Stored items from a collection:
— begin —

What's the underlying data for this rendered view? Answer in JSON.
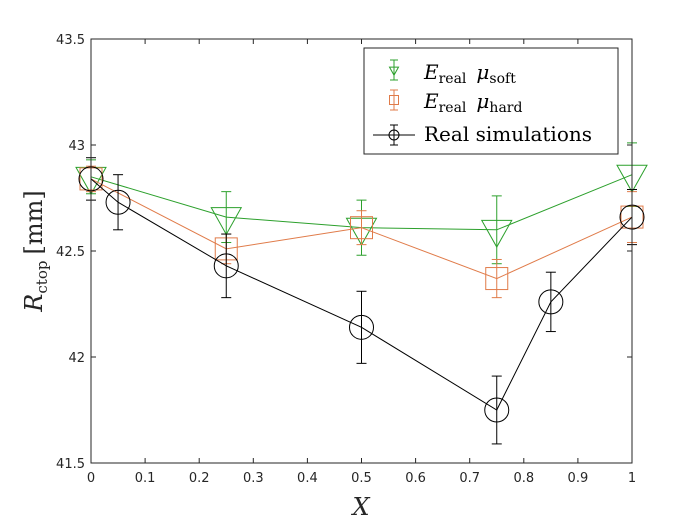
{
  "chart_data": {
    "type": "line",
    "xlabel": "X",
    "ylabel_main": "R",
    "ylabel_sub": "ctop",
    "ylabel_unit": "[mm]",
    "xlim": [
      0,
      1
    ],
    "ylim": [
      41.5,
      43.5
    ],
    "xticks": [
      0,
      0.1,
      0.2,
      0.3,
      0.4,
      0.5,
      0.6,
      0.7,
      0.8,
      0.9,
      1
    ],
    "xtick_labels": [
      "0",
      "0.1",
      "0.2",
      "0.3",
      "0.4",
      "0.5",
      "0.6",
      "0.7",
      "0.8",
      "0.9",
      "1"
    ],
    "yticks": [
      41.5,
      42,
      42.5,
      43,
      43.5
    ],
    "ytick_labels": [
      "41.5",
      "42",
      "42.5",
      "43",
      "43.5"
    ],
    "grid": false,
    "legend_position": "top-right",
    "series": [
      {
        "name": "E_real mu_soft",
        "legend_main": "E",
        "legend_sub": "real",
        "legend_mu": "μ",
        "legend_mu_sub": "soft",
        "marker": "triangle-down",
        "color": "#2ca02c",
        "x": [
          0,
          0.25,
          0.5,
          0.75,
          1
        ],
        "y": [
          42.85,
          42.66,
          42.61,
          42.6,
          42.86
        ],
        "err": [
          0.08,
          0.12,
          0.13,
          0.16,
          0.15
        ]
      },
      {
        "name": "E_real mu_hard",
        "legend_main": "E",
        "legend_sub": "real",
        "legend_mu": "μ",
        "legend_mu_sub": "hard",
        "marker": "square",
        "color": "#e07b49",
        "x": [
          0,
          0.25,
          0.5,
          0.75,
          1
        ],
        "y": [
          42.84,
          42.51,
          42.61,
          42.37,
          42.66
        ],
        "err": [
          0.06,
          0.07,
          0.08,
          0.09,
          0.12
        ]
      },
      {
        "name": "Real simulations",
        "legend_text": "Real simulations",
        "marker": "circle",
        "color": "#000000",
        "x": [
          0,
          0.05,
          0.25,
          0.5,
          0.75,
          0.85,
          1
        ],
        "y": [
          42.84,
          42.73,
          42.43,
          42.14,
          41.75,
          42.26,
          42.66
        ],
        "err": [
          0.1,
          0.13,
          0.15,
          0.17,
          0.16,
          0.14,
          0.13
        ]
      }
    ]
  }
}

— end —

## Written problem
Every line of the data above should be quoted exactly. Omit the pictures.

## Solution to this task
What's the underlying data for this rendered view? Answer in JSON.
{
  "chart_data": {
    "type": "line",
    "xlabel": "X",
    "ylabel_main": "R",
    "ylabel_sub": "ctop",
    "ylabel_unit": "[mm]",
    "xlim": [
      0,
      1
    ],
    "ylim": [
      41.5,
      43.5
    ],
    "xticks": [
      0,
      0.1,
      0.2,
      0.3,
      0.4,
      0.5,
      0.6,
      0.7,
      0.8,
      0.9,
      1
    ],
    "xtick_labels": [
      "0",
      "0.1",
      "0.2",
      "0.3",
      "0.4",
      "0.5",
      "0.6",
      "0.7",
      "0.8",
      "0.9",
      "1"
    ],
    "yticks": [
      41.5,
      42,
      42.5,
      43,
      43.5
    ],
    "ytick_labels": [
      "41.5",
      "42",
      "42.5",
      "43",
      "43.5"
    ],
    "grid": false,
    "legend_position": "top-right",
    "series": [
      {
        "name": "E_real mu_soft",
        "legend_main": "E",
        "legend_sub": "real",
        "legend_mu": "μ",
        "legend_mu_sub": "soft",
        "marker": "triangle-down",
        "color": "#2ca02c",
        "x": [
          0,
          0.25,
          0.5,
          0.75,
          1
        ],
        "y": [
          42.85,
          42.66,
          42.61,
          42.6,
          42.86
        ],
        "err": [
          0.08,
          0.12,
          0.13,
          0.16,
          0.15
        ]
      },
      {
        "name": "E_real mu_hard",
        "legend_main": "E",
        "legend_sub": "real",
        "legend_mu": "μ",
        "legend_mu_sub": "hard",
        "marker": "square",
        "color": "#e07b49",
        "x": [
          0,
          0.25,
          0.5,
          0.75,
          1
        ],
        "y": [
          42.84,
          42.51,
          42.61,
          42.37,
          42.66
        ],
        "err": [
          0.06,
          0.07,
          0.08,
          0.09,
          0.12
        ]
      },
      {
        "name": "Real simulations",
        "legend_text": "Real simulations",
        "marker": "circle",
        "color": "#000000",
        "x": [
          0,
          0.05,
          0.25,
          0.5,
          0.75,
          0.85,
          1
        ],
        "y": [
          42.84,
          42.73,
          42.43,
          42.14,
          41.75,
          42.26,
          42.66
        ],
        "err": [
          0.1,
          0.13,
          0.15,
          0.17,
          0.16,
          0.14,
          0.13
        ]
      }
    ]
  }
}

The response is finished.